• _Given records_
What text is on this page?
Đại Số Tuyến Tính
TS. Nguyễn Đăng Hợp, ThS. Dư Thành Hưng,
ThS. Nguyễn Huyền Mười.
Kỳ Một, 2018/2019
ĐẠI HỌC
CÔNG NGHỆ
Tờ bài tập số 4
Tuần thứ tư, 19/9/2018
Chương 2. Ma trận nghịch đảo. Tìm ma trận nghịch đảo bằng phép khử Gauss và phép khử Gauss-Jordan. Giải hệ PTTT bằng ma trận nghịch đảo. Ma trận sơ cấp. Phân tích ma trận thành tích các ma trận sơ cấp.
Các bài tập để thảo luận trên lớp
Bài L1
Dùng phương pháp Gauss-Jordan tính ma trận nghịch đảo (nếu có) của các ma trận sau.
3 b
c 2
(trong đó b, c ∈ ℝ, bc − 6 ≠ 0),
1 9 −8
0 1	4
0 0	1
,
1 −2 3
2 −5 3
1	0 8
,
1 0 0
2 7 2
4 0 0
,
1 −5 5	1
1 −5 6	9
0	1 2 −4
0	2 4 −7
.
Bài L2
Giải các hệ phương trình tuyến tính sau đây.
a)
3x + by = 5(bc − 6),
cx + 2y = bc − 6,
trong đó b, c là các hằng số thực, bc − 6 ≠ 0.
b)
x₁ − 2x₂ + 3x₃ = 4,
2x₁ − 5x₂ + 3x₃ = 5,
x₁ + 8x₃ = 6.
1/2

• _Problem requirements_
Quote the data in full, keeping each word unchanged.

• _Result_
What text is on this page?
Đại Số Tuyến Tính
TS. Nguyễn Đăng Hợp, ThS. Dư Thành Hưng,
ThS. Nguyễn Huyền Mười.
Kỳ Một, 2018/2019
ĐẠI HỌC
CÔNG NGHỆ
Tờ bài tập số 4
Tuần thứ tư, 19/9/2018
Chương 2. Ma trận nghịch đảo. Tìm ma trận nghịch đảo bằng phép khử Gauss và phép khử Gauss-Jordan. Giải hệ PTTT bằng ma trận nghịch đảo. Ma trận sơ cấp. Phân tích ma trận thành tích các ma trận sơ cấp.
Các bài tập để thảo luận trên lớp
Bài L1
Dùng phương pháp Gauss-Jordan tính ma trận nghịch đảo (nếu có) của các ma trận sau.
3 b
c 2
(trong đó b, c ∈ ℝ, bc − 6 ≠ 0),
1 9 −8
0 1	4
0 0	1
,
1 −2 3
2 −5 3
1	0 8
,
1 0 0
2 7 2
4 0 0
,
1 −5 5	1
1 −5 6	9
0	1 2 −4
0	2 4 −7
.
Bài L2
Giải các hệ phương trình tuyến tính sau đây.
a)
3x + by = 5(bc − 6),
cx + 2y = bc − 6,
trong đó b, c là các hằng số thực, bc − 6 ≠ 0.
b)
x₁ − 2x₂ + 3x₃ = 4,
2x₁ − 5x₂ + 3x₃ = 5,
x₁ + 8x₃ = 6.
1/2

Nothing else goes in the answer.